Dataset items:
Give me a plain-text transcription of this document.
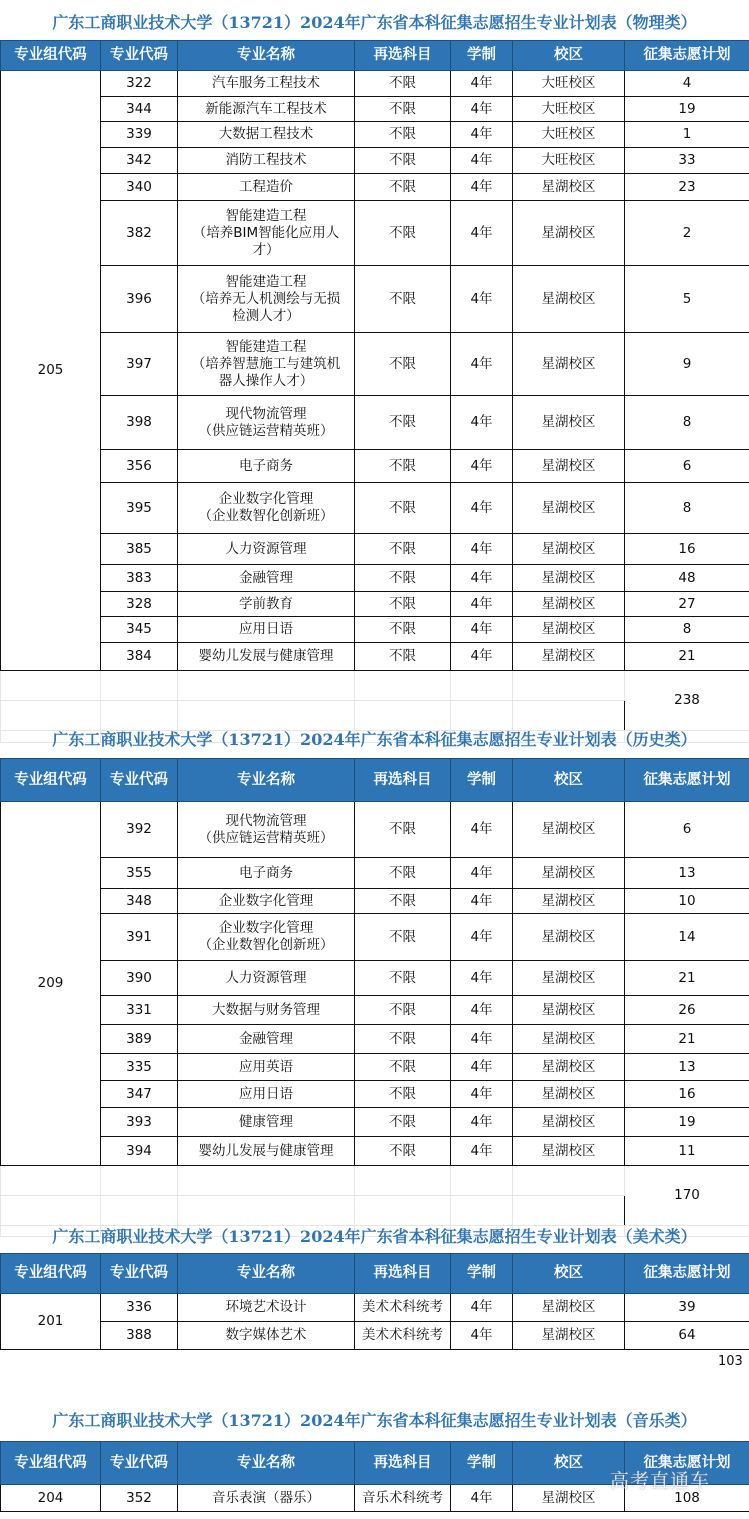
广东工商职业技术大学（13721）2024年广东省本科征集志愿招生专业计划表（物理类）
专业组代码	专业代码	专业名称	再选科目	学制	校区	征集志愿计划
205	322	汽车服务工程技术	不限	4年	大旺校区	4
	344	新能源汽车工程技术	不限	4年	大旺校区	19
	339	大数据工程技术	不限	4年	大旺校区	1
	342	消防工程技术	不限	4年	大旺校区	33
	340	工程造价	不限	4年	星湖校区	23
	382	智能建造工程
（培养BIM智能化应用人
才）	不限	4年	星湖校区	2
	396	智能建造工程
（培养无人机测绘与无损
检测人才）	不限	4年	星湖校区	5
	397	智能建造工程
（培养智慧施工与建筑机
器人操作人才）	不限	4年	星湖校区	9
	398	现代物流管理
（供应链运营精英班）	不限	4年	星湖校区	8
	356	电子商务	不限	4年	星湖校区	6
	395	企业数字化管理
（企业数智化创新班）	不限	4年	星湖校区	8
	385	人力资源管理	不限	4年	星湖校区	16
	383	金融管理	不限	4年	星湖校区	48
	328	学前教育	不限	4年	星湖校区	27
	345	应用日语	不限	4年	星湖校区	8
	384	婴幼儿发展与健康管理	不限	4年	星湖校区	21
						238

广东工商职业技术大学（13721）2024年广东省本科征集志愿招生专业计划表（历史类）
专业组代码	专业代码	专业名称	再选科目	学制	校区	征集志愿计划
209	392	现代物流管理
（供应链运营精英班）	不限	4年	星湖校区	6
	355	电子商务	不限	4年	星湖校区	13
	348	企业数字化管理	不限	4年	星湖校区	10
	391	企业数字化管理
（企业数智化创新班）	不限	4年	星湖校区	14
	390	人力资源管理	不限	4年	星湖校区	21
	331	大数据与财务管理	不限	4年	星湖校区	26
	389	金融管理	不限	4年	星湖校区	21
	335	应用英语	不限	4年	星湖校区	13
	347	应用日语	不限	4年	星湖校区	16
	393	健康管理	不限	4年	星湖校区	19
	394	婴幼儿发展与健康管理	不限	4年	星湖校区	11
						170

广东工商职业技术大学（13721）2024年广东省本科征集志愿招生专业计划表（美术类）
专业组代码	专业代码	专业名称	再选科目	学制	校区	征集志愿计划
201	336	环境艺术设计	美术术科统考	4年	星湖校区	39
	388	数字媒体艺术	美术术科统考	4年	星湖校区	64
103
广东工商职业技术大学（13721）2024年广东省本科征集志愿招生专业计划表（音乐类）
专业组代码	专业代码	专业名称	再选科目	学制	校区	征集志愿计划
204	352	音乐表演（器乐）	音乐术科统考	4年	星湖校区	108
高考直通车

==

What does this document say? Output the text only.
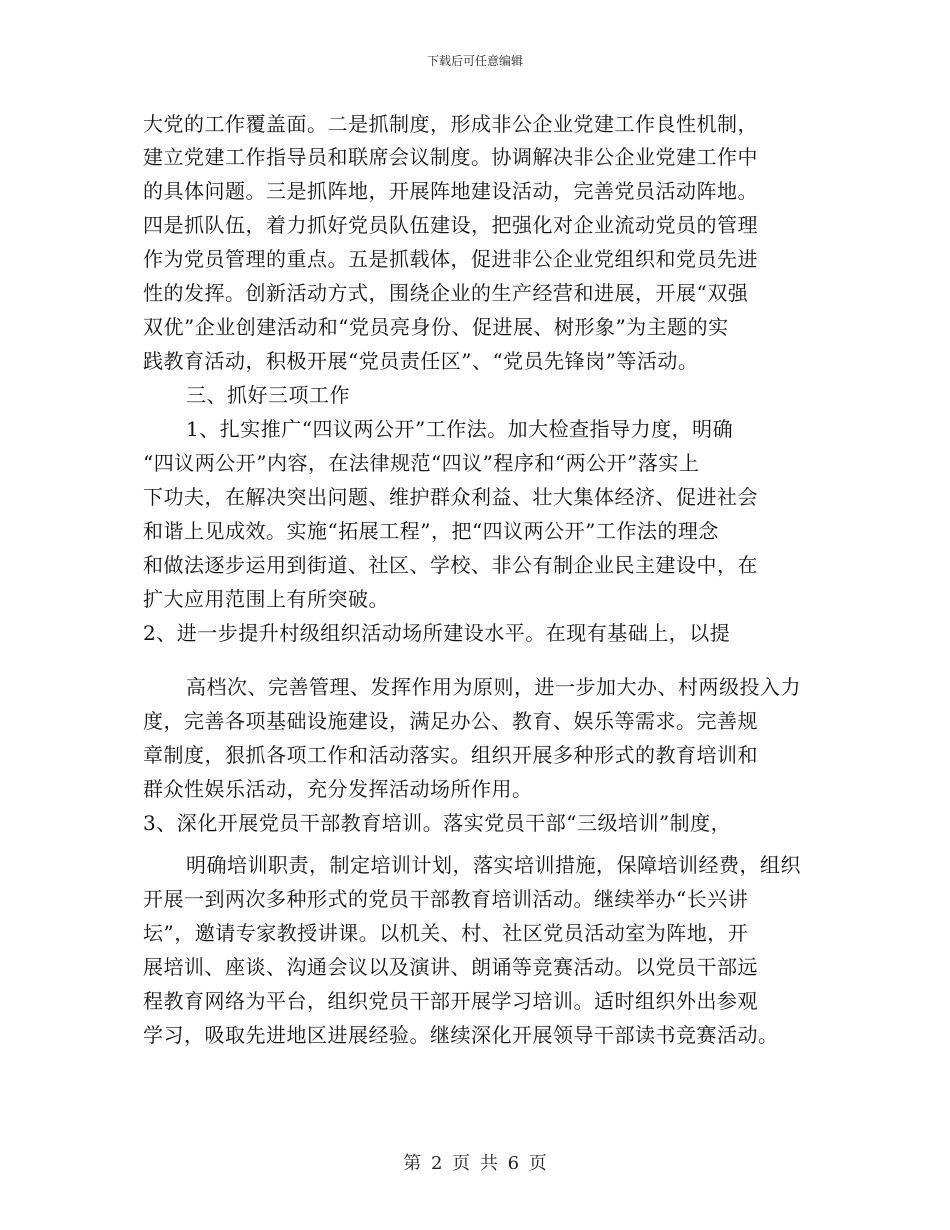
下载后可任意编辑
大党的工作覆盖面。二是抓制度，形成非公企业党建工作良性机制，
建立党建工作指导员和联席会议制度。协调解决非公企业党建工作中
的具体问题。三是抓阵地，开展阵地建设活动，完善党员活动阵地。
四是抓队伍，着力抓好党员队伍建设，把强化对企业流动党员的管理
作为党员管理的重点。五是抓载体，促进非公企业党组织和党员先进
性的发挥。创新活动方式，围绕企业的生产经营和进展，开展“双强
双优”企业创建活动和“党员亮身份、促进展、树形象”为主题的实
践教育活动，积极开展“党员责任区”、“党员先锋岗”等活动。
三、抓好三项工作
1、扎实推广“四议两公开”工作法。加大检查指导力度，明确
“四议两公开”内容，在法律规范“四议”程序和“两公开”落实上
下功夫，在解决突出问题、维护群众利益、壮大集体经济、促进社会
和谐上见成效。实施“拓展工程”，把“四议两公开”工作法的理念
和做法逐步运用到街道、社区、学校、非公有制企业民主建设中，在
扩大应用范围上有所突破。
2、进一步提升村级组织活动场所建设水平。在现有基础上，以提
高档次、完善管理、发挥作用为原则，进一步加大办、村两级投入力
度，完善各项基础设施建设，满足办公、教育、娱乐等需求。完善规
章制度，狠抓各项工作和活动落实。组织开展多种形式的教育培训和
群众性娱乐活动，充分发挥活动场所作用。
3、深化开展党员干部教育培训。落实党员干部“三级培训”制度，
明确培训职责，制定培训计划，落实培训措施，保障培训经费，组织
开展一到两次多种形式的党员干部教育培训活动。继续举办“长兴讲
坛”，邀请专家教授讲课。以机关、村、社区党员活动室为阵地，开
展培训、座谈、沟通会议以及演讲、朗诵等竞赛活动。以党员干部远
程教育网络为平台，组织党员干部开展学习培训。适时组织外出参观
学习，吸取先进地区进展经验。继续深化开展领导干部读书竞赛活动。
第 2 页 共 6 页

_THE EXERCISE_
Answer with one number: how many lines in the listing hold "应用日语".

_SOLUTION_
2